— Begin —

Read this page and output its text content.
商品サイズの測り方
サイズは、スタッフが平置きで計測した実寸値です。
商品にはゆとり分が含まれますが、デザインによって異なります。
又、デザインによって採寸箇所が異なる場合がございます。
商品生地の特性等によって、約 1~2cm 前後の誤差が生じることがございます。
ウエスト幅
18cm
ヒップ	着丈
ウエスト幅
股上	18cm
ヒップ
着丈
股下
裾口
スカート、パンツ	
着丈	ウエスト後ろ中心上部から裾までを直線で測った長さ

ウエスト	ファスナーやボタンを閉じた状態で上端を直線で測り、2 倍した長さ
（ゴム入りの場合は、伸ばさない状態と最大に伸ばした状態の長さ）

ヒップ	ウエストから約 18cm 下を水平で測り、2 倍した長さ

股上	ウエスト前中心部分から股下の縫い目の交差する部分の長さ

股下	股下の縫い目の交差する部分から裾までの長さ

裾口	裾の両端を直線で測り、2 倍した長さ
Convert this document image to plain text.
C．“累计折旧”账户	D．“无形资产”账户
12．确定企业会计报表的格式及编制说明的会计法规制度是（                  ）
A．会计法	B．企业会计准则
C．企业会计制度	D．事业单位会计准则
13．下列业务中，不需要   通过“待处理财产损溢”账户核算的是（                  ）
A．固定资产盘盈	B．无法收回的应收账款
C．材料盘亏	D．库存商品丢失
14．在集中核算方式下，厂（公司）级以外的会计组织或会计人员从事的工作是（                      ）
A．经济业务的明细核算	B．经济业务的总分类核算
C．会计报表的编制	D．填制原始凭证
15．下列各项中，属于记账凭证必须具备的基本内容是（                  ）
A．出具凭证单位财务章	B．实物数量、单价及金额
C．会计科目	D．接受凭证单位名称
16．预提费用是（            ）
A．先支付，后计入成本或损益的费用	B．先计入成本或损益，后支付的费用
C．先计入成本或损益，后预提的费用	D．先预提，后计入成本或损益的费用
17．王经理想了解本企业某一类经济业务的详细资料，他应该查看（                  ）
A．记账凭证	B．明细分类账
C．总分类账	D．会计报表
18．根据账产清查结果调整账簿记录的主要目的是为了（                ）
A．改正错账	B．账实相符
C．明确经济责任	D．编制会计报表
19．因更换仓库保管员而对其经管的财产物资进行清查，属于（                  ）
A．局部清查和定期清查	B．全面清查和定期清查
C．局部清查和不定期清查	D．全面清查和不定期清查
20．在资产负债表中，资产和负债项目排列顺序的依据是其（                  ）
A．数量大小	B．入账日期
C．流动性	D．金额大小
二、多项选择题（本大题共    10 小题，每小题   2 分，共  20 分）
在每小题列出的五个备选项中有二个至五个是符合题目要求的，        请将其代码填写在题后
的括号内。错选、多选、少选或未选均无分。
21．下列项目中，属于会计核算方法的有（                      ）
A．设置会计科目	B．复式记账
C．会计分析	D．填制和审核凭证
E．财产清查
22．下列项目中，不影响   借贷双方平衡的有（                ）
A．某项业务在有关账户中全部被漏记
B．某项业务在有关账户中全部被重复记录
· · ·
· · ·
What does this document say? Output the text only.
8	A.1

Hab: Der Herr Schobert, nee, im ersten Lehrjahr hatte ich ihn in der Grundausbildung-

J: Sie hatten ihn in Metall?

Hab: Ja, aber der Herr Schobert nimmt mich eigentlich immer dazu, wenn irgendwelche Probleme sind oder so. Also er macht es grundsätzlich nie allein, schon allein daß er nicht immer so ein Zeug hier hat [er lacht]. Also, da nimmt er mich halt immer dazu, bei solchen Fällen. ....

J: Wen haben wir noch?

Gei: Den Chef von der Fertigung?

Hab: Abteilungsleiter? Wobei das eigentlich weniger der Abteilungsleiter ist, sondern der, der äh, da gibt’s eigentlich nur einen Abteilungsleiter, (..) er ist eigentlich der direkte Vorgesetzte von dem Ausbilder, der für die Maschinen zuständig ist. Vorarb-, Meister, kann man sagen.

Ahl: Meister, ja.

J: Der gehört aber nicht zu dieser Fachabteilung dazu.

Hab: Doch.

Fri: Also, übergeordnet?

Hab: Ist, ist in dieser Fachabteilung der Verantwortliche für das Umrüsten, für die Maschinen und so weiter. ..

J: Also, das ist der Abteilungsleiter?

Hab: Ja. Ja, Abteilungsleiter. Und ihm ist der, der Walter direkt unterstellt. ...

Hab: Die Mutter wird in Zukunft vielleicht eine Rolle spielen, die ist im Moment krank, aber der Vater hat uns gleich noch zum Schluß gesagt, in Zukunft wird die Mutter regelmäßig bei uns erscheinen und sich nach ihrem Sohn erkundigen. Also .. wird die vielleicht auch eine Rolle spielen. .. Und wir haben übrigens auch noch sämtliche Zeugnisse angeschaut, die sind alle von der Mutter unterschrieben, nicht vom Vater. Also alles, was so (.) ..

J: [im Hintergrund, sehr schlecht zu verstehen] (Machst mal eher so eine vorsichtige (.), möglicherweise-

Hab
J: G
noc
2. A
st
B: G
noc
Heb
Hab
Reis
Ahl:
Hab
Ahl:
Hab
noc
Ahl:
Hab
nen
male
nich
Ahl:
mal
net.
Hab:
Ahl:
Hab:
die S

— End —

- Exercise instructions -
Extract all the material, leaving every line as it is.

- Solution to the exercise -
Read this page and output its text content.
商品サイズの測り方
サイズは、スタッフが平置きで計測した実寸値です。
商品にはゆとり分が含まれますが、デザインによって異なります。
又、デザインによって採寸箇所が異なる場合がございます。
商品生地の特性等によって、約 1~2cm 前後の誤差が生じることがございます。
ウエスト幅
18cm
ヒップ	着丈
ウエスト幅
股上	18cm
ヒップ
着丈
股下
裾口
スカート、パンツ	
着丈	ウエスト後ろ中心上部から裾までを直線で測った長さ

ウエスト	ファスナーやボタンを閉じた状態で上端を直線で測り、2 倍した長さ
（ゴム入りの場合は、伸ばさない状態と最大に伸ばした状態の長さ）

ヒップ	ウエストから約 18cm 下を水平で測り、2 倍した長さ

股上	ウエスト前中心部分から股下の縫い目の交差する部分の長さ

股下	股下の縫い目の交差する部分から裾までの長さ

裾口	裾の両端を直線で測り、2 倍した長さ
Convert this document image to plain text.
C．“累计折旧”账户	D．“无形资产”账户
12．确定企业会计报表的格式及编制说明的会计法规制度是（                  ）
A．会计法	B．企业会计准则
C．企业会计制度	D．事业单位会计准则
13．下列业务中，不需要   通过“待处理财产损溢”账户核算的是（                  ）
A．固定资产盘盈	B．无法收回的应收账款
C．材料盘亏	D．库存商品丢失
14．在集中核算方式下，厂（公司）级以外的会计组织或会计人员从事的工作是（                      ）
A．经济业务的明细核算	B．经济业务的总分类核算
C．会计报表的编制	D．填制原始凭证
15．下列各项中，属于记账凭证必须具备的基本内容是（                  ）
A．出具凭证单位财务章	B．实物数量、单价及金额
C．会计科目	D．接受凭证单位名称
16．预提费用是（            ）
A．先支付，后计入成本或损益的费用	B．先计入成本或损益，后支付的费用
C．先计入成本或损益，后预提的费用	D．先预提，后计入成本或损益的费用
17．王经理想了解本企业某一类经济业务的详细资料，他应该查看（                  ）
A．记账凭证	B．明细分类账
C．总分类账	D．会计报表
18．根据账产清查结果调整账簿记录的主要目的是为了（                ）
A．改正错账	B．账实相符
C．明确经济责任	D．编制会计报表
19．因更换仓库保管员而对其经管的财产物资进行清查，属于（                  ）
A．局部清查和定期清查	B．全面清查和定期清查
C．局部清查和不定期清查	D．全面清查和不定期清查
20．在资产负债表中，资产和负债项目排列顺序的依据是其（                  ）
A．数量大小	B．入账日期
C．流动性	D．金额大小
二、多项选择题（本大题共    10 小题，每小题   2 分，共  20 分）
在每小题列出的五个备选项中有二个至五个是符合题目要求的，        请将其代码填写在题后
的括号内。错选、多选、少选或未选均无分。
21．下列项目中，属于会计核算方法的有（                      ）
A．设置会计科目	B．复式记账
C．会计分析	D．填制和审核凭证
E．财产清查
22．下列项目中，不影响   借贷双方平衡的有（                ）
A．某项业务在有关账户中全部被漏记
B．某项业务在有关账户中全部被重复记录
· · ·
· · ·
What does this document say? Output the text only.
8	A.1

Hab: Der Herr Schobert, nee, im ersten Lehrjahr hatte ich ihn in der Grundausbildung-

J: Sie hatten ihn in Metall?

Hab: Ja, aber der Herr Schobert nimmt mich eigentlich immer dazu, wenn irgendwelche Probleme sind oder so. Also er macht es grundsätzlich nie allein, schon allein daß er nicht immer so ein Zeug hier hat [er lacht]. Also, da nimmt er mich halt immer dazu, bei solchen Fällen. ....

J: Wen haben wir noch?

Gei: Den Chef von der Fertigung?

Hab: Abteilungsleiter? Wobei das eigentlich weniger der Abteilungsleiter ist, sondern der, der äh, da gibt’s eigentlich nur einen Abteilungsleiter, (..) er ist eigentlich der direkte Vorgesetzte von dem Ausbilder, der für die Maschinen zuständig ist. Vorarb-, Meister, kann man sagen.

Ahl: Meister, ja.

J: Der gehört aber nicht zu dieser Fachabteilung dazu.

Hab: Doch.

Fri: Also, übergeordnet?

Hab: Ist, ist in dieser Fachabteilung der Verantwortliche für das Umrüsten, für die Maschinen und so weiter. ..

J: Also, das ist der Abteilungsleiter?

Hab: Ja. Ja, Abteilungsleiter. Und ihm ist der, der Walter direkt unterstellt. ...

Hab: Die Mutter wird in Zukunft vielleicht eine Rolle spielen, die ist im Moment krank, aber der Vater hat uns gleich noch zum Schluß gesagt, in Zukunft wird die Mutter regelmäßig bei uns erscheinen und sich nach ihrem Sohn erkundigen. Also .. wird die vielleicht auch eine Rolle spielen. .. Und wir haben übrigens auch noch sämtliche Zeugnisse angeschaut, die sind alle von der Mutter unterschrieben, nicht vom Vater. Also alles, was so (.) ..

J: [im Hintergrund, sehr schlecht zu verstehen] (Machst mal eher so eine vorsichtige (.), möglicherweise-

Hab
J: G
noc
2. A
st
B: G
noc
Heb
Hab
Reis
Ahl:
Hab
Ahl:
Hab
noc
Ahl:
Hab
nen
male
nich
Ahl:
mal
net.
Hab:
Ahl:
Hab:
die S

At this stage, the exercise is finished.